Search the records for the word "name" and pick out every line that has it.

(Records from a collection of figures)

--- BEGIN ---

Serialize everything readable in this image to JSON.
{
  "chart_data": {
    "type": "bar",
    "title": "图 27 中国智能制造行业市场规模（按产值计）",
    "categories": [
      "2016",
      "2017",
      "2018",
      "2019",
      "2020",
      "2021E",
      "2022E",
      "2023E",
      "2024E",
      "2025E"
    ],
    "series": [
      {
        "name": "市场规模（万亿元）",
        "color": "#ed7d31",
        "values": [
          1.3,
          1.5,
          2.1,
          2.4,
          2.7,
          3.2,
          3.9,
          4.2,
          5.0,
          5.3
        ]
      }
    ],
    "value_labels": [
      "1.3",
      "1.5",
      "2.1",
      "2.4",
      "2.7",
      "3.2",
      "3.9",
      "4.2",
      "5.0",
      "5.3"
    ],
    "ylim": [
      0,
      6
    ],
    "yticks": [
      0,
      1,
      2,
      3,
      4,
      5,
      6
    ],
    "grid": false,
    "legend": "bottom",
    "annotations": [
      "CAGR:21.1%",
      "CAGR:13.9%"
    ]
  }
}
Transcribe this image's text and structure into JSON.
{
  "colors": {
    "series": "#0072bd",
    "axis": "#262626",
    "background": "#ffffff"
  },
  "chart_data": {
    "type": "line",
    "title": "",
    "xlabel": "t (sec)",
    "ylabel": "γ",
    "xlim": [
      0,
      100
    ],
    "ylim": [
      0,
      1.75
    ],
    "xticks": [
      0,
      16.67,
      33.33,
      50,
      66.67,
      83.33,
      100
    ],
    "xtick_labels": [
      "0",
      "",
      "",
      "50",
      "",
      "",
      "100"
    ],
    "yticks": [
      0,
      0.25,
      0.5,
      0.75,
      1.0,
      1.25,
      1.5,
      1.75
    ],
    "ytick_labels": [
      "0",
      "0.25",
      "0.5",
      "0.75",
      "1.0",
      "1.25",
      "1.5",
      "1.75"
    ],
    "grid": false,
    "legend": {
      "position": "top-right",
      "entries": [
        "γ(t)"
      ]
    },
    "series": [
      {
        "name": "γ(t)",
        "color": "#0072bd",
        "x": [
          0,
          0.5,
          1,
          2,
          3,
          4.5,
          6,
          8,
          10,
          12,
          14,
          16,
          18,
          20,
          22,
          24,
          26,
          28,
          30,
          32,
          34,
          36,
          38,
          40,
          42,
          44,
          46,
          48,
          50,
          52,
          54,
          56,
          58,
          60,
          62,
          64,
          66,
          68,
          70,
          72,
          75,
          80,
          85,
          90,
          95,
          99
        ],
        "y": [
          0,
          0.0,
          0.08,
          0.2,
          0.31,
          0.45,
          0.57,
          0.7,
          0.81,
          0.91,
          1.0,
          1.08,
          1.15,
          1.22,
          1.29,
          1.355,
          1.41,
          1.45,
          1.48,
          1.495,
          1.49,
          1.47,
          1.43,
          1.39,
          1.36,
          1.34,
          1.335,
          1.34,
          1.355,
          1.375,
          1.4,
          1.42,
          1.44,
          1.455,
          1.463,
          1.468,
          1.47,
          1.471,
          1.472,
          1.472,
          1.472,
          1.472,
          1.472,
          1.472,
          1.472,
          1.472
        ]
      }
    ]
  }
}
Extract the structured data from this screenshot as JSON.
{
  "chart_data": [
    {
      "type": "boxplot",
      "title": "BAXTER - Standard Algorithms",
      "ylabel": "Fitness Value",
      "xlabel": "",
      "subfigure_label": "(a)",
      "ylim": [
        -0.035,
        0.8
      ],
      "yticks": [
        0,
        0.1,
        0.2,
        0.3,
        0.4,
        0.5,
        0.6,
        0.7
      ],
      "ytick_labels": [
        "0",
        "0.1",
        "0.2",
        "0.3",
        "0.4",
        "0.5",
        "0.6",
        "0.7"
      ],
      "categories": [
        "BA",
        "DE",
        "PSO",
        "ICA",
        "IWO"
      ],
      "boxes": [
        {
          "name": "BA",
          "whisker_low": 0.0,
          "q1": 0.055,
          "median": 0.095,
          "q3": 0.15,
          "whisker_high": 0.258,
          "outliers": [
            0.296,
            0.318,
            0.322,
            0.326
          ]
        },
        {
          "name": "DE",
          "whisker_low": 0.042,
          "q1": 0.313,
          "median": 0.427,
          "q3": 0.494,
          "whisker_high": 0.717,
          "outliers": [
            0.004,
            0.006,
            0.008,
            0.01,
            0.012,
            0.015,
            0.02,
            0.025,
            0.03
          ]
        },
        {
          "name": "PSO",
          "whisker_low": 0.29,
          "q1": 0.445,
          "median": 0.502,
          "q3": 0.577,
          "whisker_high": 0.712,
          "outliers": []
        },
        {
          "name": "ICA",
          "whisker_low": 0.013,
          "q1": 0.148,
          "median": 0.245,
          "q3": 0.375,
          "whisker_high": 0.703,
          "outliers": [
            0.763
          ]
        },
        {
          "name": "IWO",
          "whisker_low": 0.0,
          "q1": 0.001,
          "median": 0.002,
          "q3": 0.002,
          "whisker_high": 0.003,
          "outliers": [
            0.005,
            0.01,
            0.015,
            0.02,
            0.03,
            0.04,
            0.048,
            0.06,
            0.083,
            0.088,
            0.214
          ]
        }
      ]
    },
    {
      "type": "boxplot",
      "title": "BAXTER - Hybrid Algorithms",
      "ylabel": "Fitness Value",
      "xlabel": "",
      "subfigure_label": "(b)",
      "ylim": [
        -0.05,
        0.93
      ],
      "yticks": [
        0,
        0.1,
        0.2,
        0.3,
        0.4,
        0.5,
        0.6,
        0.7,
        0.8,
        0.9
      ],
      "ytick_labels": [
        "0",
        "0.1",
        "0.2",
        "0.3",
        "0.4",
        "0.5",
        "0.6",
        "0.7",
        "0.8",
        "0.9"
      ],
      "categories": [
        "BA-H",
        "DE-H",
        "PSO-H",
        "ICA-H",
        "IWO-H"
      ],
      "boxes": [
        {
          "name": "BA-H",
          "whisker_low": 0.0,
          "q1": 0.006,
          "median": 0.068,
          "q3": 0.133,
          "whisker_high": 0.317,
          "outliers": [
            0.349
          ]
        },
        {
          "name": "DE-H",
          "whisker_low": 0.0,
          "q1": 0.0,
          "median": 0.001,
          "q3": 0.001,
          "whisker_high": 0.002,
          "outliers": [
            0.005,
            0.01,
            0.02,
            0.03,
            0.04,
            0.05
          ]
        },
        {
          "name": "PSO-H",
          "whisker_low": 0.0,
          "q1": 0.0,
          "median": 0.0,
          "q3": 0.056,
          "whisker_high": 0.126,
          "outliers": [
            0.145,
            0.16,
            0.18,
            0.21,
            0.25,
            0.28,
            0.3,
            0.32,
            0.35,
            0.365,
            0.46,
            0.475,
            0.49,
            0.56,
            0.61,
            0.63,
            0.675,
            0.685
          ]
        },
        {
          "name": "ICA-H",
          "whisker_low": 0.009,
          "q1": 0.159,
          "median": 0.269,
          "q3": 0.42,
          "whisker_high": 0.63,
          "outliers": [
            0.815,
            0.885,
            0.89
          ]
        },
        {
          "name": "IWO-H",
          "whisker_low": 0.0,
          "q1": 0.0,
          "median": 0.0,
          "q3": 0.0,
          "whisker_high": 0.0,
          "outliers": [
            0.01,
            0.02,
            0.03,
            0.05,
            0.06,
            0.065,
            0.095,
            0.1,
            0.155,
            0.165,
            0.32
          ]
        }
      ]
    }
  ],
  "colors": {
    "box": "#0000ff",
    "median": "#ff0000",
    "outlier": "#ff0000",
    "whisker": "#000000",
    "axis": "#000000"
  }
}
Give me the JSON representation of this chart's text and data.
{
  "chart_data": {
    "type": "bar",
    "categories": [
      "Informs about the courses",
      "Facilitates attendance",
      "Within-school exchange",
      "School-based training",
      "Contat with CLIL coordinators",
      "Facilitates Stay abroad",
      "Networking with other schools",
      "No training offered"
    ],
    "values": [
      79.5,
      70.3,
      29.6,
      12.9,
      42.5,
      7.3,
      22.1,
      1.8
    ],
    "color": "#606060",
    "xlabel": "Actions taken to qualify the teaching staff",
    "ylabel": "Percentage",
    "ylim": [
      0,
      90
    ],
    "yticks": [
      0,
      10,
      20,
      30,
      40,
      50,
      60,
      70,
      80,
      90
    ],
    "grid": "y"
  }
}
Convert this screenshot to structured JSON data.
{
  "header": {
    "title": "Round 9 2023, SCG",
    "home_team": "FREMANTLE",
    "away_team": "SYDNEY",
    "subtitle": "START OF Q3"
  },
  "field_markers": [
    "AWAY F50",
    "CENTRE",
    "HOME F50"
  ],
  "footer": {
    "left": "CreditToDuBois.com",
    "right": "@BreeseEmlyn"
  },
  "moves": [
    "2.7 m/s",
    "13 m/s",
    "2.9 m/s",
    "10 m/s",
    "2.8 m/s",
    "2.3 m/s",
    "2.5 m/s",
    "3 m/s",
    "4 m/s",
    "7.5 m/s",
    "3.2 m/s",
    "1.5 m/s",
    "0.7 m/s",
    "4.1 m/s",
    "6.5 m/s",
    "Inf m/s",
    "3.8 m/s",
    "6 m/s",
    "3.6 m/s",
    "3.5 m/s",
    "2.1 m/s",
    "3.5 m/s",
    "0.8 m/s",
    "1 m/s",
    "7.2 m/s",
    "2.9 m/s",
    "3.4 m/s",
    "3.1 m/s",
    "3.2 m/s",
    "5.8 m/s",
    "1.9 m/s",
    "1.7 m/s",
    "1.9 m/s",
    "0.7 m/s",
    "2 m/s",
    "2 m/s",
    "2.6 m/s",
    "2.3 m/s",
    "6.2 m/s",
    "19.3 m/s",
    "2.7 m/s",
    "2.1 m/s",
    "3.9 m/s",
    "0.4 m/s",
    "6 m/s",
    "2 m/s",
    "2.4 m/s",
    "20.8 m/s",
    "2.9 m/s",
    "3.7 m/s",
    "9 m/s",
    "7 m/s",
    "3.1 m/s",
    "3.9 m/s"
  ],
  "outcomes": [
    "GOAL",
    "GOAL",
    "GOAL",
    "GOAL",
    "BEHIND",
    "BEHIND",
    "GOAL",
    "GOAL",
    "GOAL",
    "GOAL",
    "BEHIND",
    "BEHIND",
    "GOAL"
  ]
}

--- END ---

Task answer
        "name": "市场规模（万亿元）",
        "name": "γ(t)",
          "name": "BA",
          "name": "DE",
          "name": "PSO",
          "name": "ICA",
          "name": "IWO",
          "name": "BA-H",
          "name": "DE-H",
          "name": "PSO-H",
          "name": "ICA-H",
          "name": "IWO-H",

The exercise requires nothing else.